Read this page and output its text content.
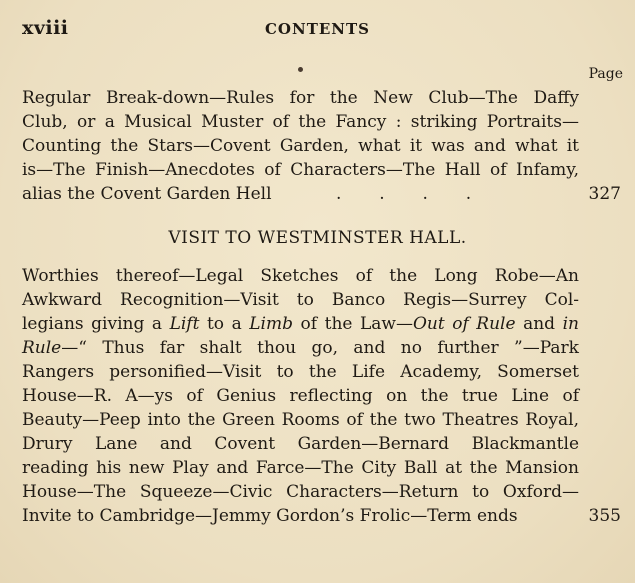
xviii	CONTENTS
Page
Regular Break-down—Rules for the New Club—The Daffy
Club, or a Musical Muster of the Fancy : striking Portraits—
Counting the Stars—Covent Garden, what it was and what it
is—The Finish—Anecdotes of Characters—The Hall of Infamy,
alias the Covent Garden Hell	.       .       .       .	327
VISIT TO WESTMINSTER HALL.
Worthies thereof—Legal Sketches of the Long Robe—An
Awkward Recognition—Visit to Banco Regis—Surrey Col-
legians giving a Lift to a Limb of the Law—Out of Rule and in
Rule—“ Thus far shalt thou go, and no further ”—Park
Rangers personified—Visit to the Life Academy, Somerset
House—R. A—ys of Genius reflecting on the true Line of
Beauty—Peep into the Green Rooms of the two Theatres Royal,
Drury Lane and Covent Garden—Bernard Blackmantle
reading his new Play and Farce—The City Ball at the Mansion
House—The Squeeze—Civic Characters—Return to Oxford—
Invite to Cambridge—Jemmy Gordon’s Frolic—Term ends	355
• • • • •
● **Task requirements**: Reproduce each line of the material containing the word "Covent".

● **Answer for the task**:
Counting the Stars—Covent Garden, what it was and what it
alias the Covent Garden Hell	.       .       .       .	327
Drury Lane and Covent Garden—Bernard Blackmantle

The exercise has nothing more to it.